DESCRIPTION OF THE TASK -> Repeat every entry word for word, skipping the pictures.

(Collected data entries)
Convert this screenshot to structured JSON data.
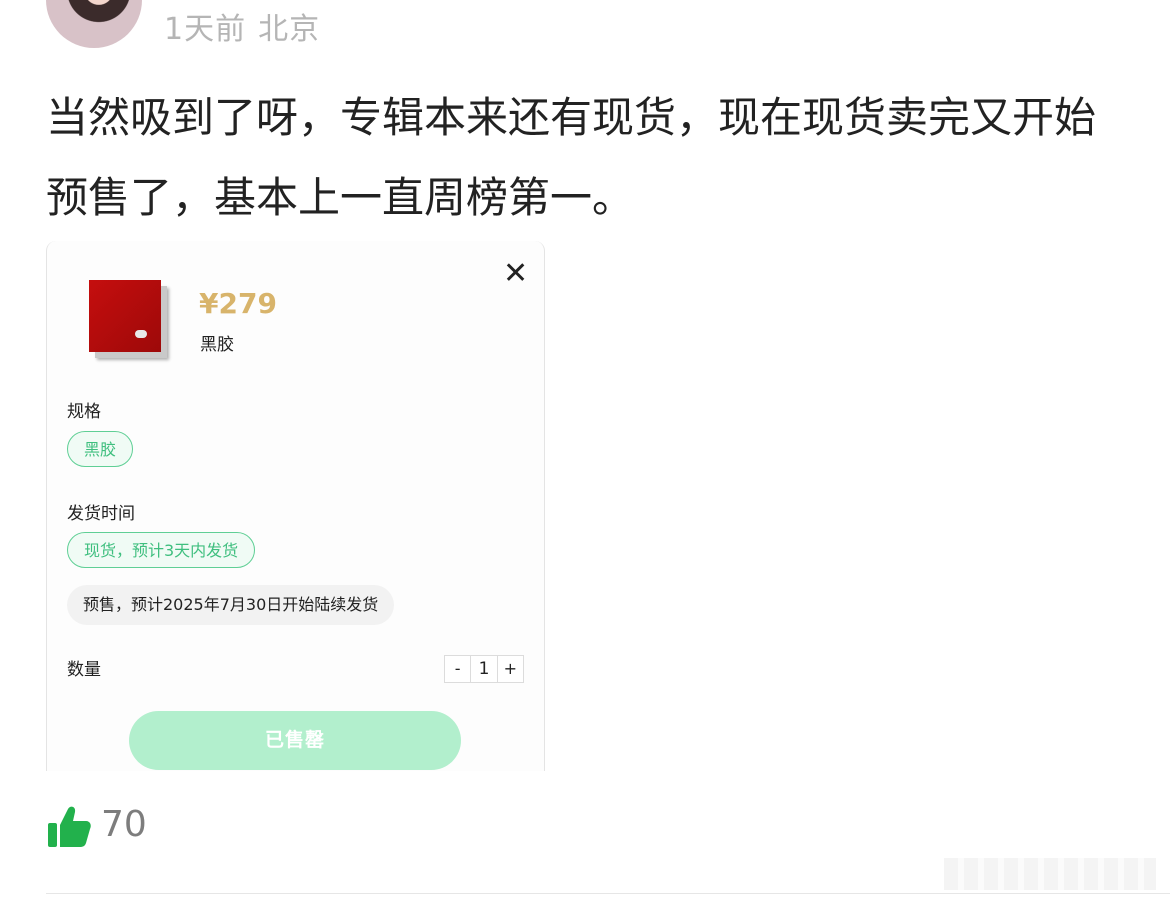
{
  "header": {
    "time": "1天前",
    "location": "北京"
  },
  "comment": {
    "text": "当然吸到了呀，专辑本来还有现货，现在现货卖完又开始预售了，基本上一直周榜第一。"
  },
  "card": {
    "close_symbol": "✕",
    "product": {
      "price": "¥279",
      "name": "黑胶"
    },
    "spec": {
      "label": "规格",
      "options": [
        "黑胶"
      ],
      "selected": "黑胶"
    },
    "shipping": {
      "label": "发货时间",
      "options": [
        "现货，预计3天内发货",
        "预售，预计2025年7月30日开始陆续发货"
      ],
      "selected": "现货，预计3天内发货"
    },
    "quantity": {
      "label": "数量",
      "minus": "-",
      "value": "1",
      "plus": "+"
    },
    "action_button": "已售罄"
  },
  "like": {
    "count": "70",
    "icon": "thumbs-up-icon",
    "color": "#22b14c"
  },
  "colors": {
    "accent_green": "#3fbf7f",
    "price_gold": "#d8b46b",
    "soldout_bg": "#b2efcd"
  }
}
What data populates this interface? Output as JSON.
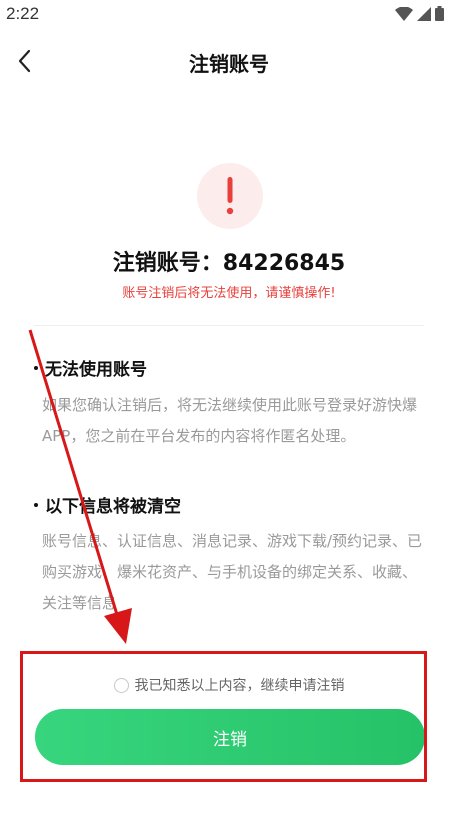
{
  "status_bar": {
    "time": "2:22"
  },
  "nav": {
    "title": "注销账号"
  },
  "account": {
    "label": "注销账号：",
    "number": "84226845",
    "warning": "账号注销后将无法使用，请谨慎操作!"
  },
  "sections": [
    {
      "heading": "无法使用账号",
      "body": "如果您确认注销后，将无法继续使用此账号登录好游快爆APP，您之前在平台发布的内容将作匿名处理。"
    },
    {
      "heading": "以下信息将被清空",
      "body": "账号信息、认证信息、消息记录、游戏下载/预约记录、已购买游戏、爆米花资产、与手机设备的绑定关系、收藏、关注等信息"
    }
  ],
  "agreement": {
    "text": "我已知悉以上内容，继续申请注销"
  },
  "submit": {
    "label": "注销"
  },
  "colors": {
    "accent_green": "#2cc96e",
    "warning_red": "#e8413c",
    "annotation_red": "#d81818"
  }
}
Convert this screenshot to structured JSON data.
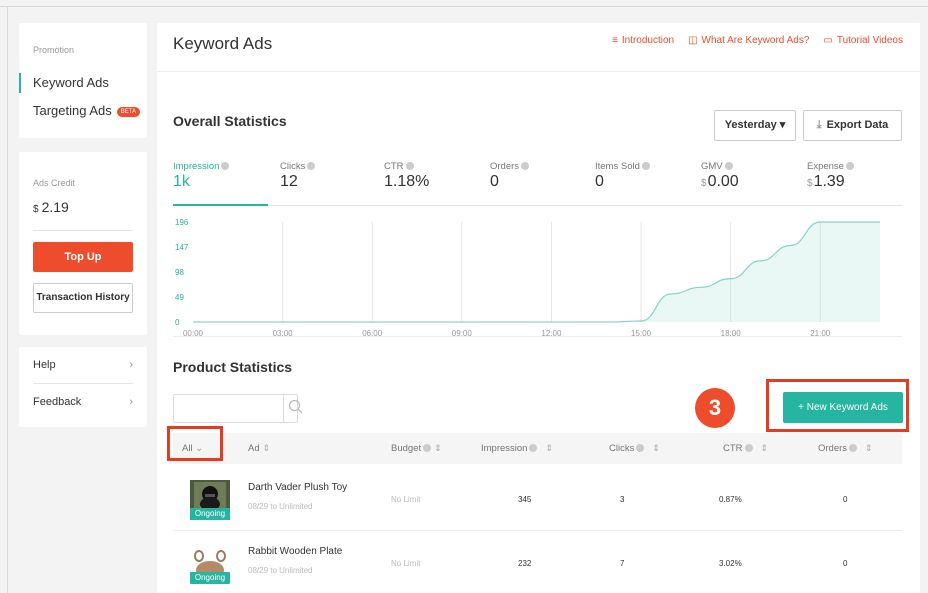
{
  "sidebar": {
    "promotion_label": "Promotion",
    "items": [
      {
        "label": "Keyword Ads"
      },
      {
        "label": "Targeting Ads",
        "badge": "BETA"
      }
    ],
    "credit": {
      "label": "Ads Credit",
      "currency": "$",
      "value": "2.19",
      "topup_label": "Top Up",
      "history_label": "Transaction History"
    },
    "help": [
      {
        "label": "Help"
      },
      {
        "label": "Feedback"
      }
    ]
  },
  "main": {
    "title": "Keyword Ads",
    "links": [
      {
        "icon": "list-icon",
        "label": "Introduction"
      },
      {
        "icon": "book-icon",
        "label": "What Are Keyword Ads?"
      },
      {
        "icon": "video-icon",
        "label": "Tutorial Videos"
      }
    ],
    "overall_title": "Overall Statistics",
    "period_label": "Yesterday",
    "export_label": "Export Data",
    "metrics": [
      {
        "label": "Impression",
        "value": "1k",
        "active": true
      },
      {
        "label": "Clicks",
        "value": "12"
      },
      {
        "label": "CTR",
        "value": "1.18%"
      },
      {
        "label": "Orders",
        "value": "0"
      },
      {
        "label": "Items Sold",
        "value": "0"
      },
      {
        "label": "GMV",
        "currency": "$",
        "value": "0.00"
      },
      {
        "label": "Expense",
        "currency": "$",
        "value": "1.39"
      }
    ],
    "product_title": "Product Statistics",
    "step_number": "3",
    "new_ads_label": "+ New Keyword Ads",
    "table": {
      "headers": {
        "filter": "All",
        "ad": "Ad",
        "budget": "Budget",
        "impression": "Impression",
        "clicks": "Clicks",
        "ctr": "CTR",
        "orders": "Orders"
      },
      "rows": [
        {
          "name": "Darth Vader Plush Toy",
          "date": "08/29 to Unlimited",
          "status": "Ongoing",
          "budget": "No Limit",
          "impression": "345",
          "clicks": "3",
          "ctr": "0.87%",
          "orders": "0"
        },
        {
          "name": "Rabbit Wooden Plate",
          "date": "08/29 to Unlimited",
          "status": "Ongoing",
          "budget": "No Limit",
          "impression": "232",
          "clicks": "7",
          "ctr": "3.02%",
          "orders": "0"
        }
      ]
    }
  },
  "chart_data": {
    "type": "area",
    "x": [
      "00:00",
      "01:00",
      "02:00",
      "03:00",
      "04:00",
      "05:00",
      "06:00",
      "07:00",
      "08:00",
      "09:00",
      "10:00",
      "11:00",
      "12:00",
      "13:00",
      "14:00",
      "15:00",
      "16:00",
      "17:00",
      "18:00",
      "19:00",
      "20:00",
      "21:00",
      "22:00",
      "23:00"
    ],
    "x_tick_labels": [
      "00:00",
      "03:00",
      "06:00",
      "09:00",
      "12:00",
      "15:00",
      "18:00",
      "21:00"
    ],
    "y_tick_labels": [
      "196",
      "147",
      "98",
      "49",
      "0"
    ],
    "series": [
      {
        "values": [
          0,
          0,
          0,
          0,
          0,
          0,
          0,
          0,
          0,
          0,
          0,
          0,
          0,
          0,
          0,
          2,
          55,
          68,
          85,
          120,
          150,
          196,
          196,
          196
        ]
      }
    ],
    "ylim": [
      0,
      196
    ],
    "color": "#26b5a0",
    "grid": true
  }
}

WRITTEN SOLUTION ->
Convert this screenshot to structured JSON data.
{
  "header": {
    "time": "1天前",
    "location": "北京"
  },
  "comment": {
    "text": "当然吸到了呀，专辑本来还有现货，现在现货卖完又开始预售了，基本上一直周榜第一。"
  },
  "card": {
    "close_symbol": "✕",
    "product": {
      "price": "¥279",
      "name": "黑胶"
    },
    "spec": {
      "label": "规格",
      "options": [
        "黑胶"
      ],
      "selected": "黑胶"
    },
    "shipping": {
      "label": "发货时间",
      "options": [
        "现货，预计3天内发货",
        "预售，预计2025年7月30日开始陆续发货"
      ],
      "selected": "现货，预计3天内发货"
    },
    "quantity": {
      "label": "数量",
      "minus": "-",
      "value": "1",
      "plus": "+"
    },
    "action_button": "已售罄"
  },
  "like": {
    "count": "70",
    "icon": "thumbs-up-icon",
    "color": "#22b14c"
  },
  "colors": {
    "accent_green": "#3fbf7f",
    "price_gold": "#d8b46b",
    "soldout_bg": "#b2efcd"
  }
}
What data populates this interface? Output as JSON.
{
  "status_bar": {
    "time": "2:22"
  },
  "nav": {
    "title": "注销账号"
  },
  "account": {
    "label": "注销账号：",
    "number": "84226845",
    "warning": "账号注销后将无法使用，请谨慎操作!"
  },
  "sections": [
    {
      "heading": "无法使用账号",
      "body": "如果您确认注销后，将无法继续使用此账号登录好游快爆APP，您之前在平台发布的内容将作匿名处理。"
    },
    {
      "heading": "以下信息将被清空",
      "body": "账号信息、认证信息、消息记录、游戏下载/预约记录、已购买游戏、爆米花资产、与手机设备的绑定关系、收藏、关注等信息"
    }
  ],
  "agreement": {
    "text": "我已知悉以上内容，继续申请注销"
  },
  "submit": {
    "label": "注销"
  },
  "colors": {
    "accent_green": "#2cc96e",
    "warning_red": "#e8413c",
    "annotation_red": "#d81818"
  }
}
Convert this screenshot to structured JSON data.
{
  "sidebar": {
    "promotion_label": "Promotion",
    "items": [
      {
        "label": "Keyword Ads"
      },
      {
        "label": "Targeting Ads",
        "badge": "BETA"
      }
    ],
    "credit": {
      "label": "Ads Credit",
      "currency": "$",
      "value": "2.19",
      "topup_label": "Top Up",
      "history_label": "Transaction History"
    },
    "help": [
      {
        "label": "Help"
      },
      {
        "label": "Feedback"
      }
    ]
  },
  "main": {
    "title": "Keyword Ads",
    "links": [
      {
        "icon": "list-icon",
        "label": "Introduction"
      },
      {
        "icon": "book-icon",
        "label": "What Are Keyword Ads?"
      },
      {
        "icon": "video-icon",
        "label": "Tutorial Videos"
      }
    ],
    "overall_title": "Overall Statistics",
    "period_label": "Yesterday",
    "export_label": "Export Data",
    "metrics": [
      {
        "label": "Impression",
        "value": "1k",
        "active": true
      },
      {
        "label": "Clicks",
        "value": "12"
      },
      {
        "label": "CTR",
        "value": "1.18%"
      },
      {
        "label": "Orders",
        "value": "0"
      },
      {
        "label": "Items Sold",
        "value": "0"
      },
      {
        "label": "GMV",
        "currency": "$",
        "value": "0.00"
      },
      {
        "label": "Expense",
        "currency": "$",
        "value": "1.39"
      }
    ],
    "product_title": "Product Statistics",
    "step_number": "3",
    "new_ads_label": "+ New Keyword Ads",
    "table": {
      "headers": {
        "filter": "All",
        "ad": "Ad",
        "budget": "Budget",
        "impression": "Impression",
        "clicks": "Clicks",
        "ctr": "CTR",
        "orders": "Orders"
      },
      "rows": [
        {
          "name": "Darth Vader Plush Toy",
          "date": "08/29 to Unlimited",
          "status": "Ongoing",
          "budget": "No Limit",
          "impression": "345",
          "clicks": "3",
          "ctr": "0.87%",
          "orders": "0"
        },
        {
          "name": "Rabbit Wooden Plate",
          "date": "08/29 to Unlimited",
          "status": "Ongoing",
          "budget": "No Limit",
          "impression": "232",
          "clicks": "7",
          "ctr": "3.02%",
          "orders": "0"
        }
      ]
    }
  },
  "chart_data": {
    "type": "area",
    "x": [
      "00:00",
      "01:00",
      "02:00",
      "03:00",
      "04:00",
      "05:00",
      "06:00",
      "07:00",
      "08:00",
      "09:00",
      "10:00",
      "11:00",
      "12:00",
      "13:00",
      "14:00",
      "15:00",
      "16:00",
      "17:00",
      "18:00",
      "19:00",
      "20:00",
      "21:00",
      "22:00",
      "23:00"
    ],
    "x_tick_labels": [
      "00:00",
      "03:00",
      "06:00",
      "09:00",
      "12:00",
      "15:00",
      "18:00",
      "21:00"
    ],
    "y_tick_labels": [
      "196",
      "147",
      "98",
      "49",
      "0"
    ],
    "series": [
      {
        "values": [
          0,
          0,
          0,
          0,
          0,
          0,
          0,
          0,
          0,
          0,
          0,
          0,
          0,
          0,
          0,
          2,
          55,
          68,
          85,
          120,
          150,
          196,
          196,
          196
        ]
      }
    ],
    "ylim": [
      0,
      196
    ],
    "color": "#26b5a0",
    "grid": true
  }
}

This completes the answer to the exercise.